----- Available records

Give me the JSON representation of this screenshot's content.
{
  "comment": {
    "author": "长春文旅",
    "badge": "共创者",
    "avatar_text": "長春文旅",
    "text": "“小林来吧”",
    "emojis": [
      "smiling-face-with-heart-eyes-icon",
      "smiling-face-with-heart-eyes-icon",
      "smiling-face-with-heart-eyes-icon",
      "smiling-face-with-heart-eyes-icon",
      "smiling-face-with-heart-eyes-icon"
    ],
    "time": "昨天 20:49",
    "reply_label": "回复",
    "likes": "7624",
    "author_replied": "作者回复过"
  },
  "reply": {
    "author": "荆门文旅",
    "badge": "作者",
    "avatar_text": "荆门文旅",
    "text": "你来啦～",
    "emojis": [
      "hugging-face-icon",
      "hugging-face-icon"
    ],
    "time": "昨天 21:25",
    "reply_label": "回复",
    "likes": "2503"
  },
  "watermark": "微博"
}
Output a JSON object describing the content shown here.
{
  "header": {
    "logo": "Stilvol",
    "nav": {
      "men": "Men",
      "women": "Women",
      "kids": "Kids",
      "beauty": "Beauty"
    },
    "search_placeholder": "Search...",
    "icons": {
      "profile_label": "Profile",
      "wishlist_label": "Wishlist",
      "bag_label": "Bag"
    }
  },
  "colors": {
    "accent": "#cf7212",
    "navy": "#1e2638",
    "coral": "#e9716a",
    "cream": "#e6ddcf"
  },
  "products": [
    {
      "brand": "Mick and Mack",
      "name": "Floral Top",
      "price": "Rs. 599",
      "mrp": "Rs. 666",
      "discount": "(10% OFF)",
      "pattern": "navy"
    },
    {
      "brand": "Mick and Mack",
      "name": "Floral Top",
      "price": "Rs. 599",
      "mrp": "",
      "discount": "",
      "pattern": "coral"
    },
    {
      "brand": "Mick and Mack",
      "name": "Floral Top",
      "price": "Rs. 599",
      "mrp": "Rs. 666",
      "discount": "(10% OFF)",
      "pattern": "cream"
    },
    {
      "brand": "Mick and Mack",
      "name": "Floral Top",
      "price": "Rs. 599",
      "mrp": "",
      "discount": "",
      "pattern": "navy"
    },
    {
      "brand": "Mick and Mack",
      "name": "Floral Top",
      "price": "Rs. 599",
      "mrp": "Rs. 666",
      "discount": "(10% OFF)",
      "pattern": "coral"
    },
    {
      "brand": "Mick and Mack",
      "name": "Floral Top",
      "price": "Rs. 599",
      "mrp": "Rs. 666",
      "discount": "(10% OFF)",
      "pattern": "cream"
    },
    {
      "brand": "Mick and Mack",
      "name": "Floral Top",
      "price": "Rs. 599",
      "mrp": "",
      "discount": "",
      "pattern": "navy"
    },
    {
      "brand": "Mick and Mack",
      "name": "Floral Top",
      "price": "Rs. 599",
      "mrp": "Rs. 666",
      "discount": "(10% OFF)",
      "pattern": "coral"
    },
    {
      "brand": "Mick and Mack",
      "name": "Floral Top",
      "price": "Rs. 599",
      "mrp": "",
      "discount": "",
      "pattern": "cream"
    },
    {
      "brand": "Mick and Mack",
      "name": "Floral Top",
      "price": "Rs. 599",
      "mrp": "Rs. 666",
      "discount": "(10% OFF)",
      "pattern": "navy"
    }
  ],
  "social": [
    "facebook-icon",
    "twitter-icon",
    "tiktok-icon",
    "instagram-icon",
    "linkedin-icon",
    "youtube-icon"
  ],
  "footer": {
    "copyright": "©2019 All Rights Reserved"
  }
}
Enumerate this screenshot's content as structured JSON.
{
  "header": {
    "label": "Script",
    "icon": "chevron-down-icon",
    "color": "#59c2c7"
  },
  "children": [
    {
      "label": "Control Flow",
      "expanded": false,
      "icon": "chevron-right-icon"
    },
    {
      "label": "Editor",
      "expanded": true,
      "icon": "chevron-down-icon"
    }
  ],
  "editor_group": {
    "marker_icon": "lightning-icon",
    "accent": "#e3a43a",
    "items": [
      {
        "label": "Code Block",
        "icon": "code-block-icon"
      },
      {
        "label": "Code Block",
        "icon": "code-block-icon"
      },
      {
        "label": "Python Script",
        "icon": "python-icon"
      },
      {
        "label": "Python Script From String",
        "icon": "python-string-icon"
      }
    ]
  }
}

----------

Task instructions: From the records above, extract every entry exactly as given.

Result for this task:
Give me the JSON representation of this screenshot's content.
{
  "comment": {
    "author": "长春文旅",
    "badge": "共创者",
    "avatar_text": "長春文旅",
    "text": "“小林来吧”",
    "emojis": [
      "smiling-face-with-heart-eyes-icon",
      "smiling-face-with-heart-eyes-icon",
      "smiling-face-with-heart-eyes-icon",
      "smiling-face-with-heart-eyes-icon",
      "smiling-face-with-heart-eyes-icon"
    ],
    "time": "昨天 20:49",
    "reply_label": "回复",
    "likes": "7624",
    "author_replied": "作者回复过"
  },
  "reply": {
    "author": "荆门文旅",
    "badge": "作者",
    "avatar_text": "荆门文旅",
    "text": "你来啦～",
    "emojis": [
      "hugging-face-icon",
      "hugging-face-icon"
    ],
    "time": "昨天 21:25",
    "reply_label": "回复",
    "likes": "2503"
  },
  "watermark": "微博"
}
Output a JSON object describing the content shown here.
{
  "header": {
    "logo": "Stilvol",
    "nav": {
      "men": "Men",
      "women": "Women",
      "kids": "Kids",
      "beauty": "Beauty"
    },
    "search_placeholder": "Search...",
    "icons": {
      "profile_label": "Profile",
      "wishlist_label": "Wishlist",
      "bag_label": "Bag"
    }
  },
  "colors": {
    "accent": "#cf7212",
    "navy": "#1e2638",
    "coral": "#e9716a",
    "cream": "#e6ddcf"
  },
  "products": [
    {
      "brand": "Mick and Mack",
      "name": "Floral Top",
      "price": "Rs. 599",
      "mrp": "Rs. 666",
      "discount": "(10% OFF)",
      "pattern": "navy"
    },
    {
      "brand": "Mick and Mack",
      "name": "Floral Top",
      "price": "Rs. 599",
      "mrp": "",
      "discount": "",
      "pattern": "coral"
    },
    {
      "brand": "Mick and Mack",
      "name": "Floral Top",
      "price": "Rs. 599",
      "mrp": "Rs. 666",
      "discount": "(10% OFF)",
      "pattern": "cream"
    },
    {
      "brand": "Mick and Mack",
      "name": "Floral Top",
      "price": "Rs. 599",
      "mrp": "",
      "discount": "",
      "pattern": "navy"
    },
    {
      "brand": "Mick and Mack",
      "name": "Floral Top",
      "price": "Rs. 599",
      "mrp": "Rs. 666",
      "discount": "(10% OFF)",
      "pattern": "coral"
    },
    {
      "brand": "Mick and Mack",
      "name": "Floral Top",
      "price": "Rs. 599",
      "mrp": "Rs. 666",
      "discount": "(10% OFF)",
      "pattern": "cream"
    },
    {
      "brand": "Mick and Mack",
      "name": "Floral Top",
      "price": "Rs. 599",
      "mrp": "",
      "discount": "",
      "pattern": "navy"
    },
    {
      "brand": "Mick and Mack",
      "name": "Floral Top",
      "price": "Rs. 599",
      "mrp": "Rs. 666",
      "discount": "(10% OFF)",
      "pattern": "coral"
    },
    {
      "brand": "Mick and Mack",
      "name": "Floral Top",
      "price": "Rs. 599",
      "mrp": "",
      "discount": "",
      "pattern": "cream"
    },
    {
      "brand": "Mick and Mack",
      "name": "Floral Top",
      "price": "Rs. 599",
      "mrp": "Rs. 666",
      "discount": "(10% OFF)",
      "pattern": "navy"
    }
  ],
  "social": [
    "facebook-icon",
    "twitter-icon",
    "tiktok-icon",
    "instagram-icon",
    "linkedin-icon",
    "youtube-icon"
  ],
  "footer": {
    "copyright": "©2019 All Rights Reserved"
  }
}
Enumerate this screenshot's content as structured JSON.
{
  "header": {
    "label": "Script",
    "icon": "chevron-down-icon",
    "color": "#59c2c7"
  },
  "children": [
    {
      "label": "Control Flow",
      "expanded": false,
      "icon": "chevron-right-icon"
    },
    {
      "label": "Editor",
      "expanded": true,
      "icon": "chevron-down-icon"
    }
  ],
  "editor_group": {
    "marker_icon": "lightning-icon",
    "accent": "#e3a43a",
    "items": [
      {
        "label": "Code Block",
        "icon": "code-block-icon"
      },
      {
        "label": "Code Block",
        "icon": "code-block-icon"
      },
      {
        "label": "Python Script",
        "icon": "python-icon"
      },
      {
        "label": "Python Script From String",
        "icon": "python-string-icon"
      }
    ]
  }
}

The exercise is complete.